The sale would also involve offloading Chevron’s interests in the Sullom Voe oil terminal, also in the Shetland Islands and operated by energy company EnQuest.
That includes the Ninian pipeline and SIRGE pipeline systems which are both linked to Sullom Voe.
A Chevron spokesperson said: “As part of Chevron’s focus on maintaining capital discipline in both traditional and new energies, we regularly review our global portfolio to assess whether assets are strategic and competitive for future capital.
“A portfolio review has been completed and a decision has been taken, to initiate the process of marketing Chevron’s 19.4% non-operated working interest in the Clair Field and associated assets in the UK North Sea.
“This includes various working interests in the Sullom Voe Terminal, the Ninian Pipeline, and the SIRGE Pipeline.
“The process is expected to take multiple months and may or may not result in a sale.”
O.K. Romaron, you are not interested and you don't need to respond to this post. I accept the point you made and the fact that the subject has been discussed on the board. However, does it not occur to you that the BoD may have realised they had "options" after announcing the buybacks regarding share allotments etc. My question is - why did they not simply buy 25m shares for the ENQ treasury? Do the same rules apply as with buybacks? Why water down the already limited value of buybacks, it did not seem necessary?
In summary, I think the BoD realised they had an option to allocate some of the buybacks to meet the upcoming requirement for allotted share, why not, but in doing so they unnecessarily raised some little or relatively inconsequential questions.
Romaron, I take all your points but I do not understand why they have mixed up the 25m shares for treasury with the buybacks, surely they should have just bought the shares and then started the buybacks?
The AGM is on 30th May!!

__PROBLEMS__
a – From the Chevron sale text above, extract everything from "The sale would" down to "UK North Sea.", copying it word for word.
b – Extend the Chevron sale text above, continuing on from the point where it stops.

__DATASET__

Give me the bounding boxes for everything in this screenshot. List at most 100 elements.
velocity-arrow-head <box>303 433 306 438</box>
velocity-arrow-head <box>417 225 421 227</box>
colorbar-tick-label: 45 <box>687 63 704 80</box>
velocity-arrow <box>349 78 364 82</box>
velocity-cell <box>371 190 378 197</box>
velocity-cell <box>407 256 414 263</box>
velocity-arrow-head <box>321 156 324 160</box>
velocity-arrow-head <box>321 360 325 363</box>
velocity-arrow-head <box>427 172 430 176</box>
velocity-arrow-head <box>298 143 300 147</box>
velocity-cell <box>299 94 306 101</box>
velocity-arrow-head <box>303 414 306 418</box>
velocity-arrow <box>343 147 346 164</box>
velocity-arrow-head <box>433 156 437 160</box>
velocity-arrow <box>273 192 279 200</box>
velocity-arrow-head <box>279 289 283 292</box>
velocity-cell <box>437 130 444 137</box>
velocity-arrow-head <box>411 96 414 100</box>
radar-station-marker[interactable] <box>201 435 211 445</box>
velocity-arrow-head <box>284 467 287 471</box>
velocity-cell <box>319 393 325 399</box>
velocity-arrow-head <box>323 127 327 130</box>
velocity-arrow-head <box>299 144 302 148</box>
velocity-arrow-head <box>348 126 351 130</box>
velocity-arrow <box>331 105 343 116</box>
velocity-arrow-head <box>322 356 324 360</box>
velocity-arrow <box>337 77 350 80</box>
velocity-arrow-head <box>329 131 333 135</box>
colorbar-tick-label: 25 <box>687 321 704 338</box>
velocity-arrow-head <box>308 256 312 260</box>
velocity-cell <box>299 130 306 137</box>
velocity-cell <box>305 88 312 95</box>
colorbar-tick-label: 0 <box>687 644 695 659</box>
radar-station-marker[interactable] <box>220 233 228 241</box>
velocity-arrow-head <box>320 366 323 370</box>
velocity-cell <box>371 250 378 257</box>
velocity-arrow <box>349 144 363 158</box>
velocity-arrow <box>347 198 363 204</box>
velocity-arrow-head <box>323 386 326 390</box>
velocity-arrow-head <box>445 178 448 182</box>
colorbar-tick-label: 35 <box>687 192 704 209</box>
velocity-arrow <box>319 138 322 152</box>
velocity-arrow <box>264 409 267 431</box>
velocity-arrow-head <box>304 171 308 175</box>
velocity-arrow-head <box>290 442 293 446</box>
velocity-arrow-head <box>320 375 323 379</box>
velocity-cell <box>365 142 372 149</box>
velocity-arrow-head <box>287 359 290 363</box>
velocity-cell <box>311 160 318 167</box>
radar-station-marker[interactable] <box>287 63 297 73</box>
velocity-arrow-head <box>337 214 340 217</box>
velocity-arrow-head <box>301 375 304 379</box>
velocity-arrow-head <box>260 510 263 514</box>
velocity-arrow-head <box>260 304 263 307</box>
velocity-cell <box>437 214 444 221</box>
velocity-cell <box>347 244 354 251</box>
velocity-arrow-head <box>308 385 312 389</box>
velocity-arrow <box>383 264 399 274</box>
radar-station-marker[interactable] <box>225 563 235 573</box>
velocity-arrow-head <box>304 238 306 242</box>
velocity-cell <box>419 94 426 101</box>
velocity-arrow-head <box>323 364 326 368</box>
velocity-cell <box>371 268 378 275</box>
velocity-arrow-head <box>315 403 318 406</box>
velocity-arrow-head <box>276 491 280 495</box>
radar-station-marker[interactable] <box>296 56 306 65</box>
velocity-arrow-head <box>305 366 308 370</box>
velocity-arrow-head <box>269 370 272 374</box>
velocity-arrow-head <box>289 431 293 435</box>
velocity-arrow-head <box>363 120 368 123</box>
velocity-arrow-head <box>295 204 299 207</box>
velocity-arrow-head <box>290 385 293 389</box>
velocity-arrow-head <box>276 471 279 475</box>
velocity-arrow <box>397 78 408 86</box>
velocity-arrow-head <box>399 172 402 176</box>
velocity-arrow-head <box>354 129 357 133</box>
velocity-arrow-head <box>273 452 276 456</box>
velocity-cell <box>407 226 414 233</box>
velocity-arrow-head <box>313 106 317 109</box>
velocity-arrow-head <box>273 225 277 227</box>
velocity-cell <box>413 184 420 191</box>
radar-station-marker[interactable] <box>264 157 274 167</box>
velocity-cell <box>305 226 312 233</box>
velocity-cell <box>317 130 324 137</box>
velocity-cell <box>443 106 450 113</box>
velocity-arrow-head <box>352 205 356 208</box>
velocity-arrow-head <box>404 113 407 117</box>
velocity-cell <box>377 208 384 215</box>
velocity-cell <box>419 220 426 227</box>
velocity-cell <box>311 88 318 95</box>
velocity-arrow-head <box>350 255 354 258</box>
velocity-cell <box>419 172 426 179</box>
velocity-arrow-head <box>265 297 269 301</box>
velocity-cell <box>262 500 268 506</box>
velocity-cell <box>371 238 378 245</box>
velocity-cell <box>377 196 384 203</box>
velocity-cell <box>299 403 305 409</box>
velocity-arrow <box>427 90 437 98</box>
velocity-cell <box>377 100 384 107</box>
---
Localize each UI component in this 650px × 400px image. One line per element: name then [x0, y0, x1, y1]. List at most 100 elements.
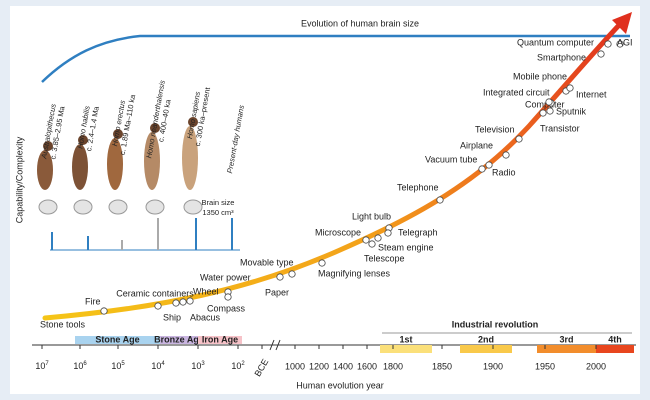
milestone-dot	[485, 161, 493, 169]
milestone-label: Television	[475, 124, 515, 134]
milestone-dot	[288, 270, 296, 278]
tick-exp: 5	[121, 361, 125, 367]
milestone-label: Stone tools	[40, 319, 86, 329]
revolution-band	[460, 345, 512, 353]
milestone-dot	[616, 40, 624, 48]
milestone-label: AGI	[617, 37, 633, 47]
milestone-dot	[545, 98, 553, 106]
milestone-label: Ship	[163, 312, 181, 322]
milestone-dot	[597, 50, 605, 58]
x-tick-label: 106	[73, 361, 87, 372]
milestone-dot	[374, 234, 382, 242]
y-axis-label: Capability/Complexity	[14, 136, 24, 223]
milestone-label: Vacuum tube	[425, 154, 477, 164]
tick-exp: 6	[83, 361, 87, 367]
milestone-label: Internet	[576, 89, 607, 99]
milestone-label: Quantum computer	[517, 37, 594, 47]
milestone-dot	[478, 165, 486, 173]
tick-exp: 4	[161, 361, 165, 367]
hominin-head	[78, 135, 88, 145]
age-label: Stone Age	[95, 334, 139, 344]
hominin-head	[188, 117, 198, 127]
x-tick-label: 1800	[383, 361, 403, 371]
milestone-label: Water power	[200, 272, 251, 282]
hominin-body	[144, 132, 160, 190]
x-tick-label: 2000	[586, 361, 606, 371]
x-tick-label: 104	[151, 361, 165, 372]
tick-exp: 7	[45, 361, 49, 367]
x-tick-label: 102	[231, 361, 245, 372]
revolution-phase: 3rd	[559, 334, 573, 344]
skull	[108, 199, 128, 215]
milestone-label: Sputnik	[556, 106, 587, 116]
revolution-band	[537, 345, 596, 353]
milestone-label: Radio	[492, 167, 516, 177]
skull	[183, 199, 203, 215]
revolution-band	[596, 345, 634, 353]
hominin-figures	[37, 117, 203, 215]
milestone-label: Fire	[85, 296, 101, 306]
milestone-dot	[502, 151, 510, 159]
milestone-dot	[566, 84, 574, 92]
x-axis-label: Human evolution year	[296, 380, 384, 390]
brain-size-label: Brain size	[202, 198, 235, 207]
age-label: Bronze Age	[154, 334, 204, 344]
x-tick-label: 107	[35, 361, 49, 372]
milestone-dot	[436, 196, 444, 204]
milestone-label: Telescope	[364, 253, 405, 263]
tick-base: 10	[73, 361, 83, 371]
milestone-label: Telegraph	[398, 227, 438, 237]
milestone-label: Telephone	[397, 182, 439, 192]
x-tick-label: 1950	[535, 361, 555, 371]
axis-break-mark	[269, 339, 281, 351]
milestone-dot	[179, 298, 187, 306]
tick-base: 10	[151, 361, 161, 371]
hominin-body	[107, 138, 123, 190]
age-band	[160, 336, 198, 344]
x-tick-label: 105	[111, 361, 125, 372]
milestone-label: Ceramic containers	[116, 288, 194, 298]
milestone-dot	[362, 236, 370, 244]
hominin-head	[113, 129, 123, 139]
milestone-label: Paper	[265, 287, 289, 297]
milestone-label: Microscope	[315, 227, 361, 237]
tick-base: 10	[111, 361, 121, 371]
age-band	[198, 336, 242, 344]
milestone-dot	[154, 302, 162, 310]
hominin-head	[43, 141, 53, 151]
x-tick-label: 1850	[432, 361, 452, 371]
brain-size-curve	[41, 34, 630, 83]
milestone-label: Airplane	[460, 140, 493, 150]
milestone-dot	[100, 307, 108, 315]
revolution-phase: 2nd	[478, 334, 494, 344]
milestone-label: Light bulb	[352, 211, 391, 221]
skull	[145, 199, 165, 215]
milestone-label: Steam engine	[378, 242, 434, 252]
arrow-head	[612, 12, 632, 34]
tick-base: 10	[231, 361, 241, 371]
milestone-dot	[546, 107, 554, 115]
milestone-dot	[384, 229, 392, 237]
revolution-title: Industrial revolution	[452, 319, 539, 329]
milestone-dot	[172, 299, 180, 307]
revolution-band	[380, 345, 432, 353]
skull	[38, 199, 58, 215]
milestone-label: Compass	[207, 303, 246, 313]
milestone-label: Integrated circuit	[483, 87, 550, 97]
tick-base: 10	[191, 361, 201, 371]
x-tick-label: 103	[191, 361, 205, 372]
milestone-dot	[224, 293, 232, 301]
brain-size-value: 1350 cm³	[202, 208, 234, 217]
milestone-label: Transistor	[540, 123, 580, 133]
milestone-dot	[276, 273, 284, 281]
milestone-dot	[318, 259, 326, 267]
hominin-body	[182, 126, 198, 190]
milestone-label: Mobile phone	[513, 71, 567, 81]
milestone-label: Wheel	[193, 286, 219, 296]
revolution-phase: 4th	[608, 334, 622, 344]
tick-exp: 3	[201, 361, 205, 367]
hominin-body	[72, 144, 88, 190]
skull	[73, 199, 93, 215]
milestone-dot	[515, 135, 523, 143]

__ANSWERS TO THE EXERCISE__
a –
The sale would also involve offloading Chevron’s interests in the Sullom Voe oil terminal, also in the Shetland Islands and operated by energy company EnQuest.
That includes the Ninian pipeline and SIRGE pipeline systems which are both linked to Sullom Voe.
A Chevron spokesperson said: “As part of Chevron’s focus on maintaining capital discipline in both traditional and new energies, we regularly review our global portfolio to assess whether assets are strategic and competitive for future capital.
“A portfolio review has been completed and a decision has been taken, to initiate the process of marketing Chevron’s 19.4% non-operated working interest in the Clair Field and associated assets in the UK North Sea.

b –
Previously a resolution was passed to buy back up to 10% of ENQ shares in any year, I presume this still stands or the BoD will need to allow investors to vote on a new resolution. One presumes that the buybacks can continue after the AGM, perhaps for another set period. I don't think the BoD would want to delay the buybacks, the amount is so small and therefore it would not look good in the eyes of the market. The BoD has pretty much hit or exceeded all other targets despite EPL.
The sp is still well above $80 and I think will rise again in the remainder of H1 and in H2. 15 days to AGM, less to update.
Based on 174 trading days and a daily RNS cost of £250, that would be £43,500, the number of buybacks is getting smaller by the minute. Having announced buybacks, I would have thought that it was in the company's and investors interests to get as many buybacks in prior to the next update?
Just looking at the trading today and it appears to be virtually all sells, the site I looked had 22,100 buys to 866,639 sells, I assume this is wrong unless we are going to see a decent amount of buyback today.
Sp nicely in the 16's and touching 17p earlier today and Brent up at $84.30, hopefully we'll end well today. Whilst we have dropped a little on recent highs, the average trend line since the 12th March has been maintained. If this trend line continues with debt reduction, we should be hitting 18p by the end of the month, a good set of figures with the update could see us celebrating a 20p party with any luck. Exciting times!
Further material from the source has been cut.